Give back every line exactly as it appears, pictures excluded.

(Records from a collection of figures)
====
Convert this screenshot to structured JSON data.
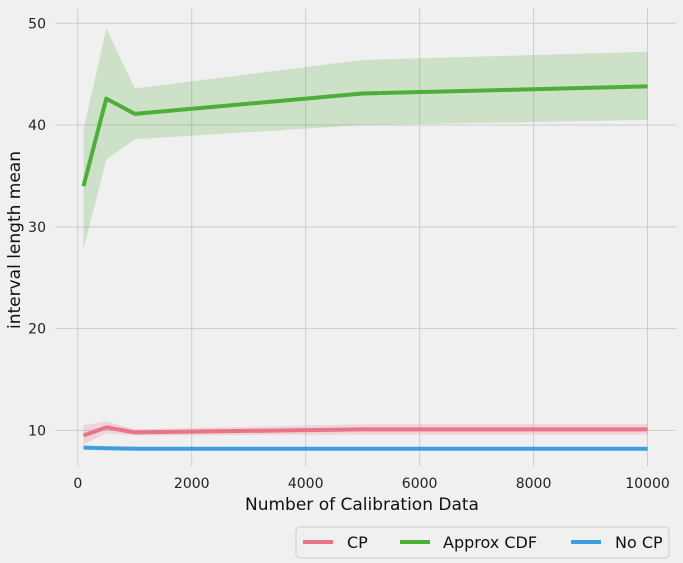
{
  "chart_data": {
    "type": "line",
    "title": "",
    "xlabel": "Number of Calibration Data",
    "ylabel": "interval length mean",
    "xlim": [
      -400,
      10500
    ],
    "ylim": [
      6.5,
      51.5
    ],
    "xticks": [
      0,
      2000,
      4000,
      6000,
      8000,
      10000
    ],
    "xtick_labels": [
      "0",
      "2000",
      "4000",
      "6000",
      "8000",
      "10000"
    ],
    "yticks": [
      10,
      20,
      30,
      40,
      50
    ],
    "ytick_labels": [
      "10",
      "20",
      "30",
      "40",
      "50"
    ],
    "grid": true,
    "legend_position": "bottom-right, outside plot",
    "x": [
      100,
      500,
      1000,
      5000,
      10000
    ],
    "series": [
      {
        "name": "CP",
        "color": "#e8748a",
        "values": [
          9.5,
          10.3,
          9.8,
          10.1,
          10.1
        ],
        "lower": [
          8.6,
          9.7,
          9.5,
          9.6,
          9.6
        ],
        "upper": [
          10.5,
          10.9,
          10.1,
          10.6,
          10.6
        ]
      },
      {
        "name": "Approx CDF",
        "color": "#4daf3a",
        "values": [
          34.0,
          42.6,
          41.1,
          43.1,
          43.8
        ],
        "lower": [
          27.8,
          36.6,
          38.6,
          40.0,
          40.5
        ],
        "upper": [
          39.5,
          49.5,
          43.6,
          46.4,
          47.2
        ]
      },
      {
        "name": "No CP",
        "color": "#3d9fde",
        "values": [
          8.3,
          8.25,
          8.2,
          8.2,
          8.2
        ],
        "lower": [
          8.2,
          8.15,
          8.1,
          8.1,
          8.1
        ],
        "upper": [
          8.4,
          8.35,
          8.3,
          8.3,
          8.3
        ]
      }
    ]
  }
}
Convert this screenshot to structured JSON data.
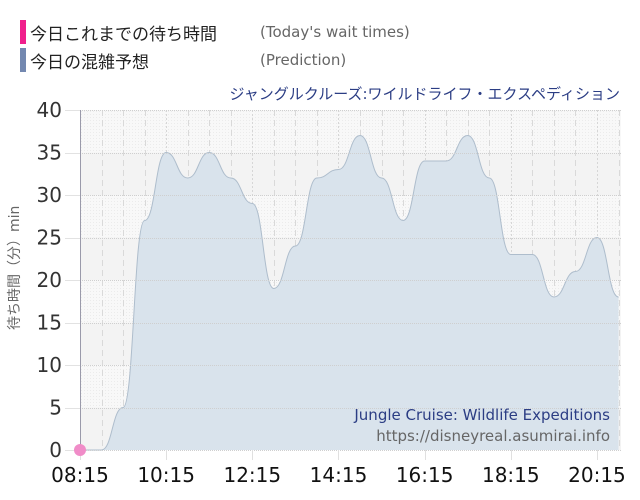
{
  "legend": {
    "items": [
      {
        "label_jp": "今日これまでの待ち時間",
        "label_en": "(Today's wait times)",
        "color": "#f0208c"
      },
      {
        "label_jp": "今日の混雑予想",
        "label_en": "(Prediction)",
        "color": "#7388b0"
      }
    ]
  },
  "attraction": {
    "name_jp": "ジャングルクルーズ:ワイルドライフ・エクスペディション",
    "name_en": "Jungle Cruise: Wildlife Expeditions",
    "url": "https://disneyreal.asumirai.info"
  },
  "axis": {
    "ylabel": "待ち時間（分）min"
  },
  "colors": {
    "fill": "#d9e3ec",
    "line": "#aebdcc",
    "today_marker": "#f08cc8",
    "band_a": "#f3f3f3",
    "band_b": "#f8f8f8",
    "axis": "#9a9aaa"
  },
  "chart_data": {
    "type": "area",
    "title": "ジャングルクルーズ:ワイルドライフ・エクスペディション",
    "xlabel": "",
    "ylabel": "待ち時間（分）min",
    "ylim": [
      0,
      40
    ],
    "yticks": [
      0,
      5,
      10,
      15,
      20,
      25,
      30,
      35,
      40
    ],
    "xticks": [
      "08:15",
      "10:15",
      "12:15",
      "14:15",
      "16:15",
      "18:15",
      "20:15"
    ],
    "grid": true,
    "legend_position": "top-left",
    "x": [
      "08:15",
      "08:45",
      "09:15",
      "09:45",
      "10:15",
      "10:45",
      "11:15",
      "11:45",
      "12:15",
      "12:45",
      "13:15",
      "13:45",
      "14:15",
      "14:45",
      "15:15",
      "15:45",
      "16:15",
      "16:45",
      "17:15",
      "17:45",
      "18:15",
      "18:45",
      "19:15",
      "19:45",
      "20:15",
      "20:45"
    ],
    "series": [
      {
        "name": "今日の混雑予想 (Prediction)",
        "values": [
          0,
          0,
          5,
          27,
          35,
          32,
          35,
          32,
          29,
          19,
          24,
          32,
          33,
          37,
          32,
          27,
          34,
          34,
          37,
          32,
          23,
          23,
          18,
          21,
          25,
          18
        ]
      },
      {
        "name": "今日これまでの待ち時間 (Today's wait times)",
        "x": [
          "08:15"
        ],
        "values": [
          0
        ]
      }
    ]
  }
}
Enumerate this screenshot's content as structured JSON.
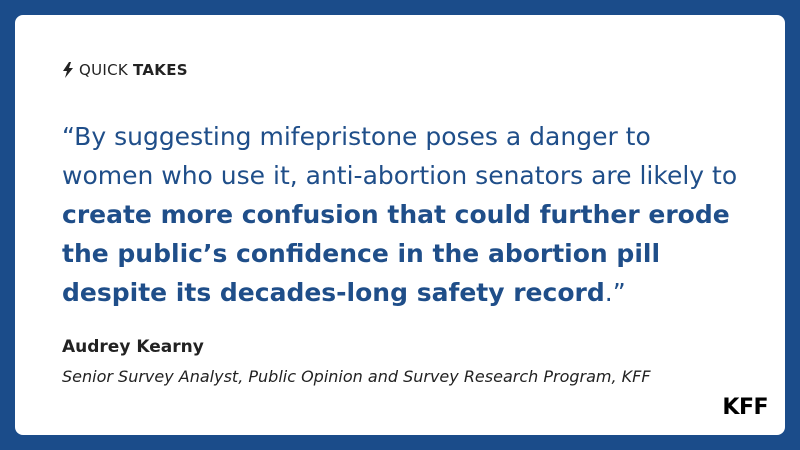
{
  "header": {
    "label_regular": "QUICK",
    "label_bold": "TAKES"
  },
  "quote": {
    "parts": [
      {
        "text": "“By suggesting mifepristone poses a danger to women who use it, anti-abortion senators are likely to ",
        "bold": false
      },
      {
        "text": "create more confusion that could further erode the public’s confidence in the abortion pill despite its decades-long safety record",
        "bold": true
      },
      {
        "text": ".”",
        "bold": false
      }
    ]
  },
  "author": {
    "name": "Audrey Kearny",
    "role": "Senior Survey Analyst, Public Opinion and Survey Research Program, KFF"
  },
  "logo": "KFF"
}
====
## EXERCISE RESULT
Convert this screenshot to structured JSON data.
{
  "chart_data": {
    "type": "line",
    "title": "",
    "xlabel": "Number of Calibration Data",
    "ylabel": "interval length mean",
    "xlim": [
      -400,
      10500
    ],
    "ylim": [
      6.5,
      51.5
    ],
    "xticks": [
      0,
      2000,
      4000,
      6000,
      8000,
      10000
    ],
    "xtick_labels": [
      "0",
      "2000",
      "4000",
      "6000",
      "8000",
      "10000"
    ],
    "yticks": [
      10,
      20,
      30,
      40,
      50
    ],
    "ytick_labels": [
      "10",
      "20",
      "30",
      "40",
      "50"
    ],
    "grid": true,
    "legend_position": "bottom-right, outside plot",
    "x": [
      100,
      500,
      1000,
      5000,
      10000
    ],
    "series": [
      {
        "name": "CP",
        "color": "#e8748a",
        "values": [
          9.5,
          10.3,
          9.8,
          10.1,
          10.1
        ],
        "lower": [
          8.6,
          9.7,
          9.5,
          9.6,
          9.6
        ],
        "upper": [
          10.5,
          10.9,
          10.1,
          10.6,
          10.6
        ]
      },
      {
        "name": "Approx CDF",
        "color": "#4daf3a",
        "values": [
          34.0,
          42.6,
          41.1,
          43.1,
          43.8
        ],
        "lower": [
          27.8,
          36.6,
          38.6,
          40.0,
          40.5
        ],
        "upper": [
          39.5,
          49.5,
          43.6,
          46.4,
          47.2
        ]
      },
      {
        "name": "No CP",
        "color": "#3d9fde",
        "values": [
          8.3,
          8.25,
          8.2,
          8.2,
          8.2
        ],
        "lower": [
          8.2,
          8.15,
          8.1,
          8.1,
          8.1
        ],
        "upper": [
          8.4,
          8.35,
          8.3,
          8.3,
          8.3
        ]
      }
    ]
  }
}
Convert this screenshot to structured JSON data.
{
  "legend": {
    "items": [
      {
        "label_jp": "今日これまでの待ち時間",
        "label_en": "(Today's wait times)",
        "color": "#f0208c"
      },
      {
        "label_jp": "今日の混雑予想",
        "label_en": "(Prediction)",
        "color": "#7388b0"
      }
    ]
  },
  "attraction": {
    "name_jp": "ジャングルクルーズ:ワイルドライフ・エクスペディション",
    "name_en": "Jungle Cruise: Wildlife Expeditions",
    "url": "https://disneyreal.asumirai.info"
  },
  "axis": {
    "ylabel": "待ち時間（分）min"
  },
  "colors": {
    "fill": "#d9e3ec",
    "line": "#aebdcc",
    "today_marker": "#f08cc8",
    "band_a": "#f3f3f3",
    "band_b": "#f8f8f8",
    "axis": "#9a9aaa"
  },
  "chart_data": {
    "type": "area",
    "title": "ジャングルクルーズ:ワイルドライフ・エクスペディション",
    "xlabel": "",
    "ylabel": "待ち時間（分）min",
    "ylim": [
      0,
      40
    ],
    "yticks": [
      0,
      5,
      10,
      15,
      20,
      25,
      30,
      35,
      40
    ],
    "xticks": [
      "08:15",
      "10:15",
      "12:15",
      "14:15",
      "16:15",
      "18:15",
      "20:15"
    ],
    "grid": true,
    "legend_position": "top-left",
    "x": [
      "08:15",
      "08:45",
      "09:15",
      "09:45",
      "10:15",
      "10:45",
      "11:15",
      "11:45",
      "12:15",
      "12:45",
      "13:15",
      "13:45",
      "14:15",
      "14:45",
      "15:15",
      "15:45",
      "16:15",
      "16:45",
      "17:15",
      "17:45",
      "18:15",
      "18:45",
      "19:15",
      "19:45",
      "20:15",
      "20:45"
    ],
    "series": [
      {
        "name": "今日の混雑予想 (Prediction)",
        "values": [
          0,
          0,
          5,
          27,
          35,
          32,
          35,
          32,
          29,
          19,
          24,
          32,
          33,
          37,
          32,
          27,
          34,
          34,
          37,
          32,
          23,
          23,
          18,
          21,
          25,
          18
        ]
      },
      {
        "name": "今日これまでの待ち時間 (Today's wait times)",
        "x": [
          "08:15"
        ],
        "values": [
          0
        ]
      }
    ]
  }
}
Enumerate this screenshot's content as structured JSON.
{
  "header": {
    "label_regular": "QUICK",
    "label_bold": "TAKES"
  },
  "quote": {
    "parts": [
      {
        "text": "“By suggesting mifepristone poses a danger to women who use it, anti-abortion senators are likely to ",
        "bold": false
      },
      {
        "text": "create more confusion that could further erode the public’s confidence in the abortion pill despite its decades-long safety record",
        "bold": true
      },
      {
        "text": ".”",
        "bold": false
      }
    ]
  },
  "author": {
    "name": "Audrey Kearny",
    "role": "Senior Survey Analyst, Public Opinion and Survey Research Program, KFF"
  },
  "logo": "KFF"
}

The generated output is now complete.